_SHORT TASK_
Copy out all the lines where "pago" shows up.
== ENTRIES PROVIDED ==
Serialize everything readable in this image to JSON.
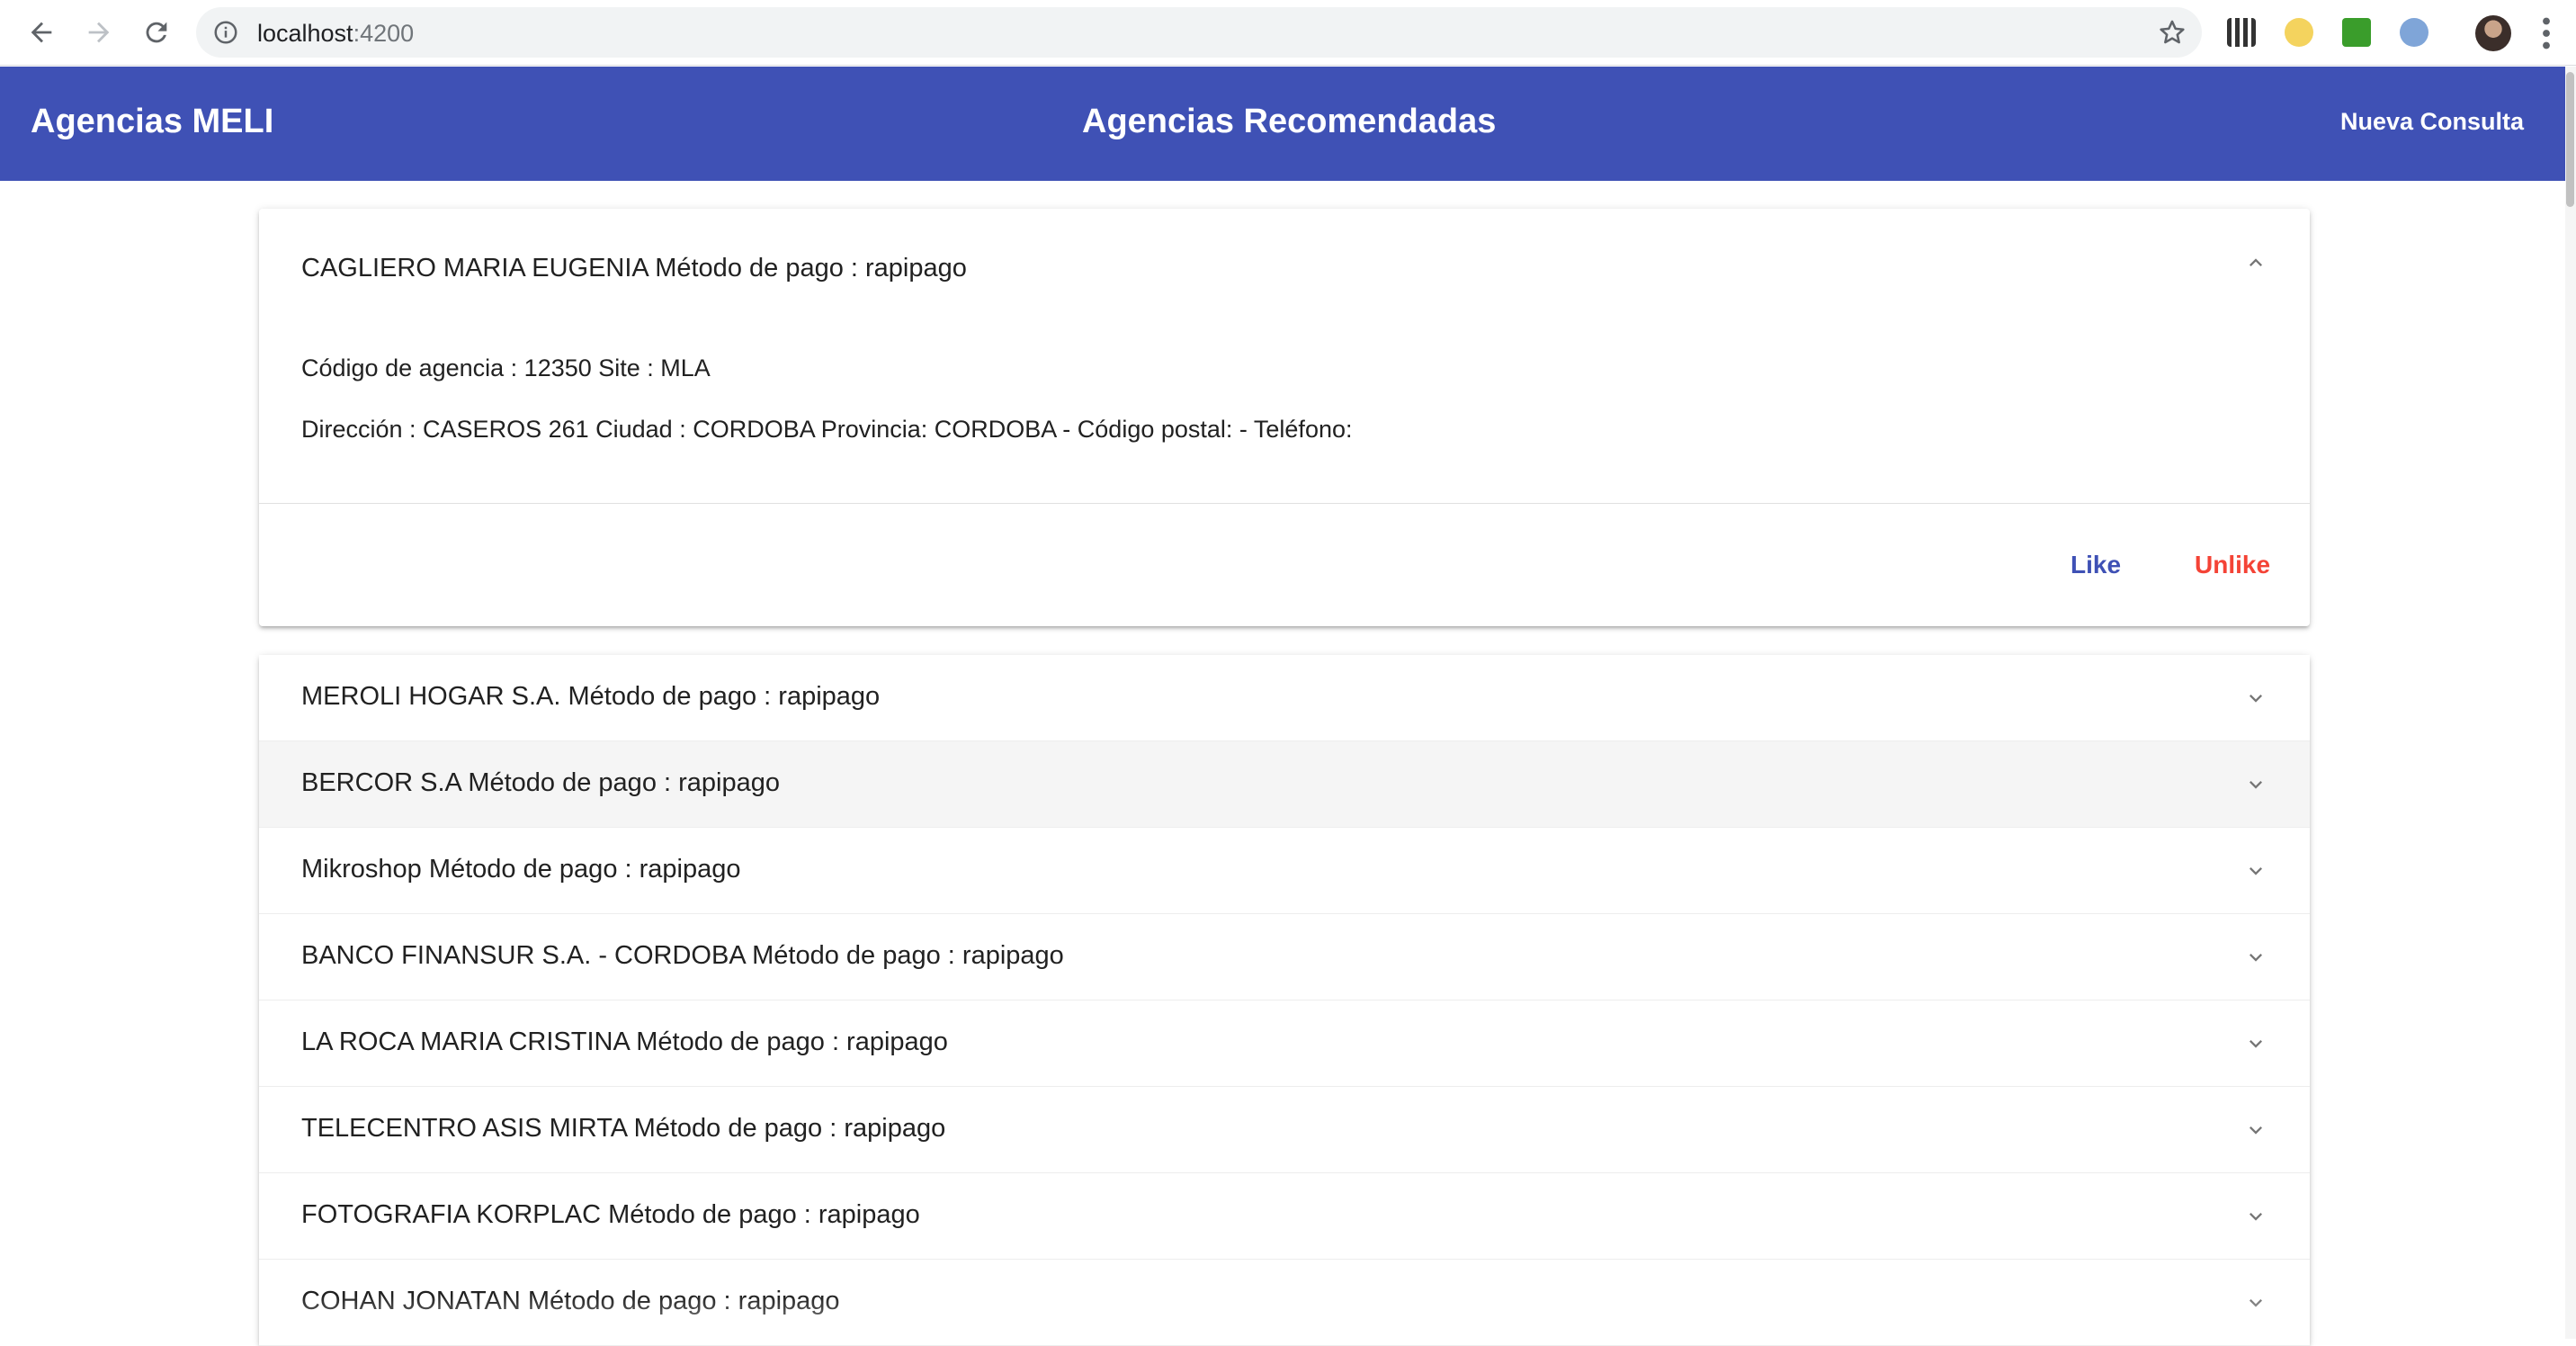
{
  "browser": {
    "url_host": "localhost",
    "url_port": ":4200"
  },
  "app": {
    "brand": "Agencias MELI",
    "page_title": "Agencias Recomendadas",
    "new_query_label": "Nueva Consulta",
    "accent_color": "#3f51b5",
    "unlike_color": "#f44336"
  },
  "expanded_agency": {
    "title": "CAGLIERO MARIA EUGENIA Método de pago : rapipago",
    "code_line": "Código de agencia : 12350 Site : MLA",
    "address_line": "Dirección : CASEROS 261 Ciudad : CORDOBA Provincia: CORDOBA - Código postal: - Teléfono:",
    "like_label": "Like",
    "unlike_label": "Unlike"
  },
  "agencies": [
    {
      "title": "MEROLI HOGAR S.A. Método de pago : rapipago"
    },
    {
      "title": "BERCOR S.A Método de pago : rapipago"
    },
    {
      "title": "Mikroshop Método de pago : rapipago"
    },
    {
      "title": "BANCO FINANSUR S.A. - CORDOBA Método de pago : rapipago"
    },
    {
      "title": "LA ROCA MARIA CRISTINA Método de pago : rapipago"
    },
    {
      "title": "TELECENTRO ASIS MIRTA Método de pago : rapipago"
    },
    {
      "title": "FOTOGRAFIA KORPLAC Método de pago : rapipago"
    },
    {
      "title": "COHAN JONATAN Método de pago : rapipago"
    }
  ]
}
===
_ANSWER TO THIS TASK_
    "title": "CAGLIERO MARIA EUGENIA Método de pago : rapipago",
      "title": "MEROLI HOGAR S.A. Método de pago : rapipago"
      "title": "BERCOR S.A Método de pago : rapipago"
      "title": "Mikroshop Método de pago : rapipago"
      "title": "BANCO FINANSUR S.A. - CORDOBA Método de pago : rapipago"
      "title": "LA ROCA MARIA CRISTINA Método de pago : rapipago"
      "title": "TELECENTRO ASIS MIRTA Método de pago : rapipago"
      "title": "FOTOGRAFIA KORPLAC Método de pago : rapipago"
      "title": "COHAN JONATAN Método de pago : rapipago"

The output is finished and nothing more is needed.